Job —
Identify and pull out each line of the entries in which "Count" occurs.

--- BEGIN Provided information ---

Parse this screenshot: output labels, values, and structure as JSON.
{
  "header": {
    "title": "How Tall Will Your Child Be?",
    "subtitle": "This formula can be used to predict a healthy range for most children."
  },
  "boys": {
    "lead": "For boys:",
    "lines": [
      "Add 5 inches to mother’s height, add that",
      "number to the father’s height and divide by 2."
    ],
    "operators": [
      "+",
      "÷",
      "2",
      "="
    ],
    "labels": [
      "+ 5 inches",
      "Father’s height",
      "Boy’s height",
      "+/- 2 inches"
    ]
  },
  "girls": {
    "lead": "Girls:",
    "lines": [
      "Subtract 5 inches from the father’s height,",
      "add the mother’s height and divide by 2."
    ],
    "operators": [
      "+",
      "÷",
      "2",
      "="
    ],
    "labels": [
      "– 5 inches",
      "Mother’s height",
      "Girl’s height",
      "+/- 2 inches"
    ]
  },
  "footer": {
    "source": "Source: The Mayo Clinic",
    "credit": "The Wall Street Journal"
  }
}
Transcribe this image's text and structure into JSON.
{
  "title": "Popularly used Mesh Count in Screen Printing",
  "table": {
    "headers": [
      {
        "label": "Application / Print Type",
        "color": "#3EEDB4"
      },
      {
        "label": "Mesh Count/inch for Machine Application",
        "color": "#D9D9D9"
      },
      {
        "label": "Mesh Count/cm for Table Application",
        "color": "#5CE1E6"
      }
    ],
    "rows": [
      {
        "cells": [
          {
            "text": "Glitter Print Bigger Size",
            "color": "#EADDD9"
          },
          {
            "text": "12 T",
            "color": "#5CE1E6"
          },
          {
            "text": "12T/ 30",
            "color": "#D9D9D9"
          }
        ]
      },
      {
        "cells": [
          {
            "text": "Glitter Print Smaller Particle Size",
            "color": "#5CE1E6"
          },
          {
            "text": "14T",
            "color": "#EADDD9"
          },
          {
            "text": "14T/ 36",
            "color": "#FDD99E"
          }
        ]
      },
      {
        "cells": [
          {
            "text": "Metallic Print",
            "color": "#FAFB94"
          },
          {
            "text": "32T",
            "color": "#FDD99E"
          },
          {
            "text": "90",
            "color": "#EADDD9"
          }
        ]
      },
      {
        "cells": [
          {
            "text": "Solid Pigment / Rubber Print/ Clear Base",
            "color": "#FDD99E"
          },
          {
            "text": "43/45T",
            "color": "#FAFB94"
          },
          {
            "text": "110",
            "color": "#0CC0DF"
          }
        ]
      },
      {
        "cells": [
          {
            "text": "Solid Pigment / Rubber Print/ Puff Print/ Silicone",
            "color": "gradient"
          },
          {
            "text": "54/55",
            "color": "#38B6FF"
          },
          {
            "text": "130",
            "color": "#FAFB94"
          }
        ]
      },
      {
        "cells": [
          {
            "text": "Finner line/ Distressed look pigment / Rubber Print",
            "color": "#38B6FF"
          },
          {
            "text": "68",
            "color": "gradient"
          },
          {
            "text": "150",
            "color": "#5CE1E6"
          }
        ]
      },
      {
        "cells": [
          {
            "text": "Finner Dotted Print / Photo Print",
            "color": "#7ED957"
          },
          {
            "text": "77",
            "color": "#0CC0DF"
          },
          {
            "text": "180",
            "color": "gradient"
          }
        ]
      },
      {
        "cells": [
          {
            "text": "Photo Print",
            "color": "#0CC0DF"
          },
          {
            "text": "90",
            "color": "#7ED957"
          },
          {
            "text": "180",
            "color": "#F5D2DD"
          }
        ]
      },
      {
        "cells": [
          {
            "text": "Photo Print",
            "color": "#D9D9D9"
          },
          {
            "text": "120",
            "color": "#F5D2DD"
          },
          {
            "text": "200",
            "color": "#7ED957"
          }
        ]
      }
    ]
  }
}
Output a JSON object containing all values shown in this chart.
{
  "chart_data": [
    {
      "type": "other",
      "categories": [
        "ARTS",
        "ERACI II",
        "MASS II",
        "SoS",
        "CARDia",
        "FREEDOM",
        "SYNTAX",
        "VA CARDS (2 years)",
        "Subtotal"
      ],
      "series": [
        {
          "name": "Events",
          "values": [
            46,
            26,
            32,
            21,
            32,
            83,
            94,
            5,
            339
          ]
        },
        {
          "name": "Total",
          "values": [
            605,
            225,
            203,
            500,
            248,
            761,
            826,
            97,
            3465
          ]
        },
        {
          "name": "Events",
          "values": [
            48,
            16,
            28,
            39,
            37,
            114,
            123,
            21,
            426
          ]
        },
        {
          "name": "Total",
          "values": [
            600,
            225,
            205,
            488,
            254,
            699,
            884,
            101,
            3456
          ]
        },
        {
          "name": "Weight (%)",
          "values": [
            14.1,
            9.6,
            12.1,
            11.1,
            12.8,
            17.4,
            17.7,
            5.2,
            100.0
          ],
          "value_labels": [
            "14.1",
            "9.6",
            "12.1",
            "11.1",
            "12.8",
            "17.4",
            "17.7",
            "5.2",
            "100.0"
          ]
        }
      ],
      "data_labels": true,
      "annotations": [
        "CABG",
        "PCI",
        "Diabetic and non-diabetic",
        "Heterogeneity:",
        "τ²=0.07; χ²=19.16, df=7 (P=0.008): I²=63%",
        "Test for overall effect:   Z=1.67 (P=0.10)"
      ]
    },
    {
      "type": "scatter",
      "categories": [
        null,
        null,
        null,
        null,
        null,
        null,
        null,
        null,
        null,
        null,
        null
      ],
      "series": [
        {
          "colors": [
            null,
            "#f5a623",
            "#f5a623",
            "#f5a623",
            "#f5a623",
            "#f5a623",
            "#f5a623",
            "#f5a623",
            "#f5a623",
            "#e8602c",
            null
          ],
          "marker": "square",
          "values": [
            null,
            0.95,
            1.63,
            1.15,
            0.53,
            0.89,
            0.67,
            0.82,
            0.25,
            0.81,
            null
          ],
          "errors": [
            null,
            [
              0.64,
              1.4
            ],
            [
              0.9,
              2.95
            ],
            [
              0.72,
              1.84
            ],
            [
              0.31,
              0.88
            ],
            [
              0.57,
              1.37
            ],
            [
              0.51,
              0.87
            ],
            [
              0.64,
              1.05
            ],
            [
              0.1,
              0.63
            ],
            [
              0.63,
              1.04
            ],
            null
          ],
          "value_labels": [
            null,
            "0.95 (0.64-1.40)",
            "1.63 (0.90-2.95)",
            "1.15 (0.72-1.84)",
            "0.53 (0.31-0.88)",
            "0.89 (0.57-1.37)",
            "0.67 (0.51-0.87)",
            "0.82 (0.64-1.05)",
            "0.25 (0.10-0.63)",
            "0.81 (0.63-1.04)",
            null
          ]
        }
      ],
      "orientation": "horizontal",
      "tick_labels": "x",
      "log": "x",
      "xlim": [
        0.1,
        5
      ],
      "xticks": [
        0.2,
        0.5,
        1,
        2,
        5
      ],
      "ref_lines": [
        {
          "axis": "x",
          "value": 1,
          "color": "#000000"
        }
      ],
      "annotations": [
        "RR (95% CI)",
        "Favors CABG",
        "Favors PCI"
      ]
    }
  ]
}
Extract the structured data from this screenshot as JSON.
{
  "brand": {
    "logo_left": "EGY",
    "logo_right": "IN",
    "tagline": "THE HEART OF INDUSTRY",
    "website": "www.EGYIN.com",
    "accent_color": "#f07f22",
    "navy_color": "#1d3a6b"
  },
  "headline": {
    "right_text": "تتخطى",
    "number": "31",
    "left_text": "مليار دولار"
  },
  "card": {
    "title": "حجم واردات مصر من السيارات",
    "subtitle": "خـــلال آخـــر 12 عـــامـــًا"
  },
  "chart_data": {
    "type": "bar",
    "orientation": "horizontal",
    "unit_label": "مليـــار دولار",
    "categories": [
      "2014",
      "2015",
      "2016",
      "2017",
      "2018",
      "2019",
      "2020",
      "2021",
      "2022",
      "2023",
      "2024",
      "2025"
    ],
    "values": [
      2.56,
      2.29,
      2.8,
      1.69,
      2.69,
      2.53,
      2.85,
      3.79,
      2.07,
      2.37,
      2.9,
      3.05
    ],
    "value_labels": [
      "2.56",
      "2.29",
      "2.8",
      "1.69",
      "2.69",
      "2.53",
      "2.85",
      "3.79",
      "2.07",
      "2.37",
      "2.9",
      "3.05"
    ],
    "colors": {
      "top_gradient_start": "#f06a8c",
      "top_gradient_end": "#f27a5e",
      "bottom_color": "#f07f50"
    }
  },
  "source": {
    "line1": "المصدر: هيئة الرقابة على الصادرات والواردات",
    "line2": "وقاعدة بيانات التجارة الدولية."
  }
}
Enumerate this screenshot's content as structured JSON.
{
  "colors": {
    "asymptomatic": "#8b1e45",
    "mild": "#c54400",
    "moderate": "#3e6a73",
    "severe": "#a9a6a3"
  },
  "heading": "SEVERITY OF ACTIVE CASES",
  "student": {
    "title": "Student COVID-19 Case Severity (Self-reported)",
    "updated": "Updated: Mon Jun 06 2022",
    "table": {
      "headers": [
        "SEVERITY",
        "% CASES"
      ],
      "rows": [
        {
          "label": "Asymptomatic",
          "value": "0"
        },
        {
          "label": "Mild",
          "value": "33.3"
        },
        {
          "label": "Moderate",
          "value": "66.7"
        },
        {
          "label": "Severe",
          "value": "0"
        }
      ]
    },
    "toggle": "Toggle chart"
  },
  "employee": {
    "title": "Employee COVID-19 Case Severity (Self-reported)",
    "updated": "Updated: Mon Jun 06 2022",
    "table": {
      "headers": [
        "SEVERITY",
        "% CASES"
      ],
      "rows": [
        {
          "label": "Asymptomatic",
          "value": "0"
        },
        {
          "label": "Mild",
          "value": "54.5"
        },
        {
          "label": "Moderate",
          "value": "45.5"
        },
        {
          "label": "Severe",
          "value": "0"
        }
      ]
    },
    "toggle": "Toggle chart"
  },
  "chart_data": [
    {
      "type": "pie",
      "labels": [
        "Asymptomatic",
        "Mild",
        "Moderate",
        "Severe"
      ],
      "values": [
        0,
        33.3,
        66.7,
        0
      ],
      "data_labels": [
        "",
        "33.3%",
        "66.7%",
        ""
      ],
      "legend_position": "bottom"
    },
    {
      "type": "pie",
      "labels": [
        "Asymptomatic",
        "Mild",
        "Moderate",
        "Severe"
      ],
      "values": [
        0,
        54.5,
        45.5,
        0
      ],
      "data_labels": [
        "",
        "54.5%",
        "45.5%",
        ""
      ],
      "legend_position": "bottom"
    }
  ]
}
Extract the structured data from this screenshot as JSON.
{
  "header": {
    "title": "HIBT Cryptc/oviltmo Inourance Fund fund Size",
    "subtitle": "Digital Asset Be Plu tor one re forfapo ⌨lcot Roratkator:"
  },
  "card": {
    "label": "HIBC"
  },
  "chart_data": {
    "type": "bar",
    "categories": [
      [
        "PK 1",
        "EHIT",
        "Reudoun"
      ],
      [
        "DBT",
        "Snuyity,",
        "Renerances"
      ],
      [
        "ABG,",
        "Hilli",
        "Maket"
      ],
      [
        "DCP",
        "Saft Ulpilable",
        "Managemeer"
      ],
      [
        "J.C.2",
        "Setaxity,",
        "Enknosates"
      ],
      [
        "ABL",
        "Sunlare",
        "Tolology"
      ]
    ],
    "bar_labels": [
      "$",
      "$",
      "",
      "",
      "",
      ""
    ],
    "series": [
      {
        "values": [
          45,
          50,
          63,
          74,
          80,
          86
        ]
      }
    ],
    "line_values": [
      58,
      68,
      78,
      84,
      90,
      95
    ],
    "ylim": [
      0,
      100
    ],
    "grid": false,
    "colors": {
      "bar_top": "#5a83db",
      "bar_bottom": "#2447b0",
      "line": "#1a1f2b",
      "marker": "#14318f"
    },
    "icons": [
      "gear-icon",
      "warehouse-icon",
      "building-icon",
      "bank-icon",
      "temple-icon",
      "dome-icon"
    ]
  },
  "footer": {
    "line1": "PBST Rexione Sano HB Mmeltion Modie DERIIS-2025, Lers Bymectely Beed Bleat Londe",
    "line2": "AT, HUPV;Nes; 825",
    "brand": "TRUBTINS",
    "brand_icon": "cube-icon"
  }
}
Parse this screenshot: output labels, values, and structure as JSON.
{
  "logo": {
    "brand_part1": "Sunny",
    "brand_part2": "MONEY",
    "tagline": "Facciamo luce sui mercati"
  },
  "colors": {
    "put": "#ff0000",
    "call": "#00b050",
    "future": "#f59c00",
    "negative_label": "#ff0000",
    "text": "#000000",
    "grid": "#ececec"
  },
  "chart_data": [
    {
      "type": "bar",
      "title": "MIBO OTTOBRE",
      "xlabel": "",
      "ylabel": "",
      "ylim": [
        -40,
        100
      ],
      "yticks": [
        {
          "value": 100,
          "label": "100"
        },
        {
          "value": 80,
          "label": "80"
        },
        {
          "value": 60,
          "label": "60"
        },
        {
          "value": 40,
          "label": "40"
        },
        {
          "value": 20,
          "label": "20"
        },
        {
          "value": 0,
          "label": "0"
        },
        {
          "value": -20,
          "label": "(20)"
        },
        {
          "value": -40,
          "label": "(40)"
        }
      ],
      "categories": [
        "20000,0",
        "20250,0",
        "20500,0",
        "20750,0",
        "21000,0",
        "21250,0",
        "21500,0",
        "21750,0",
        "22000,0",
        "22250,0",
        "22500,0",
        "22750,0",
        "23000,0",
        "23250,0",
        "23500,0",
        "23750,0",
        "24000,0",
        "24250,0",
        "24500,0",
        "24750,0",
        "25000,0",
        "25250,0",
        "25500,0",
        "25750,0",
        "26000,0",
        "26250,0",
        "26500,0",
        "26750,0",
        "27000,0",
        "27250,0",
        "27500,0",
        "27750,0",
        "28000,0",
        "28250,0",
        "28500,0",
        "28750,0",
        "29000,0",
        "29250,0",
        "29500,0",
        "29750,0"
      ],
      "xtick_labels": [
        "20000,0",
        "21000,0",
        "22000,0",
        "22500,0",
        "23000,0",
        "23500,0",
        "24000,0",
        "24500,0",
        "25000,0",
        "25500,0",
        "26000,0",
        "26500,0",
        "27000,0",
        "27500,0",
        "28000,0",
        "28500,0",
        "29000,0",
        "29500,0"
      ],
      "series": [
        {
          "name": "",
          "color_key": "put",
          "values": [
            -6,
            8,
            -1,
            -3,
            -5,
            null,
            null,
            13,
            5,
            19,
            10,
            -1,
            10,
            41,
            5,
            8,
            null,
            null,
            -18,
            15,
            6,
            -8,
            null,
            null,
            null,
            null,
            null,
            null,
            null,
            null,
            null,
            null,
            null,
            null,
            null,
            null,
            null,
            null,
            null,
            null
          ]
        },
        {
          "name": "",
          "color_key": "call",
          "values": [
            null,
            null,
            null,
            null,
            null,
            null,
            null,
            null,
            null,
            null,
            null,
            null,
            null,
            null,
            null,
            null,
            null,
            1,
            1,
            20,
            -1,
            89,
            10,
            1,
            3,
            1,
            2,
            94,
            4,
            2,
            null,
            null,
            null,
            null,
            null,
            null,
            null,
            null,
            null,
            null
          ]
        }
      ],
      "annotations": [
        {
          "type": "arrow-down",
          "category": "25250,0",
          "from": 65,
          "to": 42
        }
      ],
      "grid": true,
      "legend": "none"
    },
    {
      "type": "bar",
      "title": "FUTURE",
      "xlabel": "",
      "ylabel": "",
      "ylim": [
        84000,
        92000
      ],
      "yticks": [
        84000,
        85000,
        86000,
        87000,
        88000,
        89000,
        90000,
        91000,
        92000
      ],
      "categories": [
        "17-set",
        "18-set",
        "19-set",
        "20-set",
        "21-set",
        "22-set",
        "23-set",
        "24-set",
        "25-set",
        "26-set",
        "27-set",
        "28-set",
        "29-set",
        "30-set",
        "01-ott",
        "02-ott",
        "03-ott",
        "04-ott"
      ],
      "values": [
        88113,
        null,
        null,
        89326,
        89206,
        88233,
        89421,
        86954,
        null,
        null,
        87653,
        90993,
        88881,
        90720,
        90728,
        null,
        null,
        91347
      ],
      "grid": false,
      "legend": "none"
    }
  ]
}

--- END Provided information ---

Written answer —
  "title": "Popularly used Mesh Count in Screen Printing",
        "label": "Mesh Count/inch for Machine Application",
        "label": "Mesh Count/cm for Table Application",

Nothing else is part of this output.